__Stated goal__:
Output an exact reproduction of the data.

---------- Working data

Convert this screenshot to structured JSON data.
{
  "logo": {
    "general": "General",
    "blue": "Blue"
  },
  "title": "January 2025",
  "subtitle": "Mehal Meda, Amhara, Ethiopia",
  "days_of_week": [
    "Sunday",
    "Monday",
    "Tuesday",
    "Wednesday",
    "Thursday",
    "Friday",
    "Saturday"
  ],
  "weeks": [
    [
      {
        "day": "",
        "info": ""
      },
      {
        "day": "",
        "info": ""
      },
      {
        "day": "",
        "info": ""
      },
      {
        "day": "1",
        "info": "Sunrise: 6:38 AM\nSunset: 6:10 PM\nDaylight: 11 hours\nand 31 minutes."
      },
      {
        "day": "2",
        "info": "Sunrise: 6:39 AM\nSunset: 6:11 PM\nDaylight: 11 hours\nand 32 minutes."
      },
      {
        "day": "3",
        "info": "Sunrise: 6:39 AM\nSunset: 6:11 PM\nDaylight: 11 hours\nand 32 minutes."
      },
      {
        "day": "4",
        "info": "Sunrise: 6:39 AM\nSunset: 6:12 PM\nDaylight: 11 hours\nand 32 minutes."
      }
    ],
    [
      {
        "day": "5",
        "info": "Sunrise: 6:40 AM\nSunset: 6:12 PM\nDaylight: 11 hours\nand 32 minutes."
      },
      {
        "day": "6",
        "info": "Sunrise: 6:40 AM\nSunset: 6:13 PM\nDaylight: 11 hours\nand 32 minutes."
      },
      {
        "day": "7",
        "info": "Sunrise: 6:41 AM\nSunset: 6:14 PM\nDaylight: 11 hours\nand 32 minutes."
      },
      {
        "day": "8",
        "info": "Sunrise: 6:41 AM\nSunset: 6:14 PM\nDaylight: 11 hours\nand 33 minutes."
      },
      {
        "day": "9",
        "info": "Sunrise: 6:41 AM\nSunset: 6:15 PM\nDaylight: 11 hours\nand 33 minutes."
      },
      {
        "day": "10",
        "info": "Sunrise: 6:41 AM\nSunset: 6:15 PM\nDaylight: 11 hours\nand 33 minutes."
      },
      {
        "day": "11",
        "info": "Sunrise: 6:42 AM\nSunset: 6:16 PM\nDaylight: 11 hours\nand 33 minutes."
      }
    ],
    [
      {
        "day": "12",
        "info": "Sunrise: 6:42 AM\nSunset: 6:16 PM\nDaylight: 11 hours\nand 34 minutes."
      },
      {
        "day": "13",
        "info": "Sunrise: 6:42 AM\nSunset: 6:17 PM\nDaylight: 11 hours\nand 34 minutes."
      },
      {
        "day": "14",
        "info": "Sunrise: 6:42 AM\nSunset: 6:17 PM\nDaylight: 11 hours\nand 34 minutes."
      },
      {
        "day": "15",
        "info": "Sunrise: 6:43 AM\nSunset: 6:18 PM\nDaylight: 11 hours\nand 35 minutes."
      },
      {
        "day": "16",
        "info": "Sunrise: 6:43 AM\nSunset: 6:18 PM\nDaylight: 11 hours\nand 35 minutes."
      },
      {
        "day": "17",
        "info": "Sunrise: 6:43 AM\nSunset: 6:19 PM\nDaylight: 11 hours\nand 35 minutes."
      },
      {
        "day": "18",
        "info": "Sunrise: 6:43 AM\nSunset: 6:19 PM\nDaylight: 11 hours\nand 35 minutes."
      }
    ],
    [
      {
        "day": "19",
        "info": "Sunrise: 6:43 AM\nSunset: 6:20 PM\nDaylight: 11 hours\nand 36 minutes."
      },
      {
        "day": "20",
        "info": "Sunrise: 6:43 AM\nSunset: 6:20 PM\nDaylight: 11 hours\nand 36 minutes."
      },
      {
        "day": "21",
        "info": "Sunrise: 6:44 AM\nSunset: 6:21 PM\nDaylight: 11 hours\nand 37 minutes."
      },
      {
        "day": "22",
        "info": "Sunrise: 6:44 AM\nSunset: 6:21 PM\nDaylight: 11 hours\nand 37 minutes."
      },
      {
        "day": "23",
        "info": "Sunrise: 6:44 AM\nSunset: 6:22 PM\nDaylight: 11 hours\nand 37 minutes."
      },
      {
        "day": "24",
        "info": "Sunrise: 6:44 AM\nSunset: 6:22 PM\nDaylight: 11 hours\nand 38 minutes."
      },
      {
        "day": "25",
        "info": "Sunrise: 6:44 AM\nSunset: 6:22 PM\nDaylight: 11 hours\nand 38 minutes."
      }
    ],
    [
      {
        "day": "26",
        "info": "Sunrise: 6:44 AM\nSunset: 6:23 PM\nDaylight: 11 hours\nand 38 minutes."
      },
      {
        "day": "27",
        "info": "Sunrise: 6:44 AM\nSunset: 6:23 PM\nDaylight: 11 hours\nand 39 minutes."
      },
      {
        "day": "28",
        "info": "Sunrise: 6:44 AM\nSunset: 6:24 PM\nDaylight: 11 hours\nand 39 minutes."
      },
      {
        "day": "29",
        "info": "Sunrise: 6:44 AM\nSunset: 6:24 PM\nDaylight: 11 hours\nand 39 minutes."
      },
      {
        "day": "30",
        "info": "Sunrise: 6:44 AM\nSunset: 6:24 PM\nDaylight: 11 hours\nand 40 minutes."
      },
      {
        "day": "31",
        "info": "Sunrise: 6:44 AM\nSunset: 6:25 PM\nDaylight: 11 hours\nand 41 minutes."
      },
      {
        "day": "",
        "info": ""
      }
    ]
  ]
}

--------------------

__Expected answer__:
Convert this screenshot to structured JSON data.
{
  "logo": {
    "general": "General",
    "blue": "Blue"
  },
  "title": "January 2025",
  "subtitle": "Mehal Meda, Amhara, Ethiopia",
  "days_of_week": [
    "Sunday",
    "Monday",
    "Tuesday",
    "Wednesday",
    "Thursday",
    "Friday",
    "Saturday"
  ],
  "weeks": [
    [
      {
        "day": "",
        "info": ""
      },
      {
        "day": "",
        "info": ""
      },
      {
        "day": "",
        "info": ""
      },
      {
        "day": "1",
        "info": "Sunrise: 6:38 AM\nSunset: 6:10 PM\nDaylight: 11 hours\nand 31 minutes."
      },
      {
        "day": "2",
        "info": "Sunrise: 6:39 AM\nSunset: 6:11 PM\nDaylight: 11 hours\nand 32 minutes."
      },
      {
        "day": "3",
        "info": "Sunrise: 6:39 AM\nSunset: 6:11 PM\nDaylight: 11 hours\nand 32 minutes."
      },
      {
        "day": "4",
        "info": "Sunrise: 6:39 AM\nSunset: 6:12 PM\nDaylight: 11 hours\nand 32 minutes."
      }
    ],
    [
      {
        "day": "5",
        "info": "Sunrise: 6:40 AM\nSunset: 6:12 PM\nDaylight: 11 hours\nand 32 minutes."
      },
      {
        "day": "6",
        "info": "Sunrise: 6:40 AM\nSunset: 6:13 PM\nDaylight: 11 hours\nand 32 minutes."
      },
      {
        "day": "7",
        "info": "Sunrise: 6:41 AM\nSunset: 6:14 PM\nDaylight: 11 hours\nand 32 minutes."
      },
      {
        "day": "8",
        "info": "Sunrise: 6:41 AM\nSunset: 6:14 PM\nDaylight: 11 hours\nand 33 minutes."
      },
      {
        "day": "9",
        "info": "Sunrise: 6:41 AM\nSunset: 6:15 PM\nDaylight: 11 hours\nand 33 minutes."
      },
      {
        "day": "10",
        "info": "Sunrise: 6:41 AM\nSunset: 6:15 PM\nDaylight: 11 hours\nand 33 minutes."
      },
      {
        "day": "11",
        "info": "Sunrise: 6:42 AM\nSunset: 6:16 PM\nDaylight: 11 hours\nand 33 minutes."
      }
    ],
    [
      {
        "day": "12",
        "info": "Sunrise: 6:42 AM\nSunset: 6:16 PM\nDaylight: 11 hours\nand 34 minutes."
      },
      {
        "day": "13",
        "info": "Sunrise: 6:42 AM\nSunset: 6:17 PM\nDaylight: 11 hours\nand 34 minutes."
      },
      {
        "day": "14",
        "info": "Sunrise: 6:42 AM\nSunset: 6:17 PM\nDaylight: 11 hours\nand 34 minutes."
      },
      {
        "day": "15",
        "info": "Sunrise: 6:43 AM\nSunset: 6:18 PM\nDaylight: 11 hours\nand 35 minutes."
      },
      {
        "day": "16",
        "info": "Sunrise: 6:43 AM\nSunset: 6:18 PM\nDaylight: 11 hours\nand 35 minutes."
      },
      {
        "day": "17",
        "info": "Sunrise: 6:43 AM\nSunset: 6:19 PM\nDaylight: 11 hours\nand 35 minutes."
      },
      {
        "day": "18",
        "info": "Sunrise: 6:43 AM\nSunset: 6:19 PM\nDaylight: 11 hours\nand 35 minutes."
      }
    ],
    [
      {
        "day": "19",
        "info": "Sunrise: 6:43 AM\nSunset: 6:20 PM\nDaylight: 11 hours\nand 36 minutes."
      },
      {
        "day": "20",
        "info": "Sunrise: 6:43 AM\nSunset: 6:20 PM\nDaylight: 11 hours\nand 36 minutes."
      },
      {
        "day": "21",
        "info": "Sunrise: 6:44 AM\nSunset: 6:21 PM\nDaylight: 11 hours\nand 37 minutes."
      },
      {
        "day": "22",
        "info": "Sunrise: 6:44 AM\nSunset: 6:21 PM\nDaylight: 11 hours\nand 37 minutes."
      },
      {
        "day": "23",
        "info": "Sunrise: 6:44 AM\nSunset: 6:22 PM\nDaylight: 11 hours\nand 37 minutes."
      },
      {
        "day": "24",
        "info": "Sunrise: 6:44 AM\nSunset: 6:22 PM\nDaylight: 11 hours\nand 38 minutes."
      },
      {
        "day": "25",
        "info": "Sunrise: 6:44 AM\nSunset: 6:22 PM\nDaylight: 11 hours\nand 38 minutes."
      }
    ],
    [
      {
        "day": "26",
        "info": "Sunrise: 6:44 AM\nSunset: 6:23 PM\nDaylight: 11 hours\nand 38 minutes."
      },
      {
        "day": "27",
        "info": "Sunrise: 6:44 AM\nSunset: 6:23 PM\nDaylight: 11 hours\nand 39 minutes."
      },
      {
        "day": "28",
        "info": "Sunrise: 6:44 AM\nSunset: 6:24 PM\nDaylight: 11 hours\nand 39 minutes."
      },
      {
        "day": "29",
        "info": "Sunrise: 6:44 AM\nSunset: 6:24 PM\nDaylight: 11 hours\nand 39 minutes."
      },
      {
        "day": "30",
        "info": "Sunrise: 6:44 AM\nSunset: 6:24 PM\nDaylight: 11 hours\nand 40 minutes."
      },
      {
        "day": "31",
        "info": "Sunrise: 6:44 AM\nSunset: 6:25 PM\nDaylight: 11 hours\nand 41 minutes."
      },
      {
        "day": "",
        "info": ""
      }
    ]
  ]
}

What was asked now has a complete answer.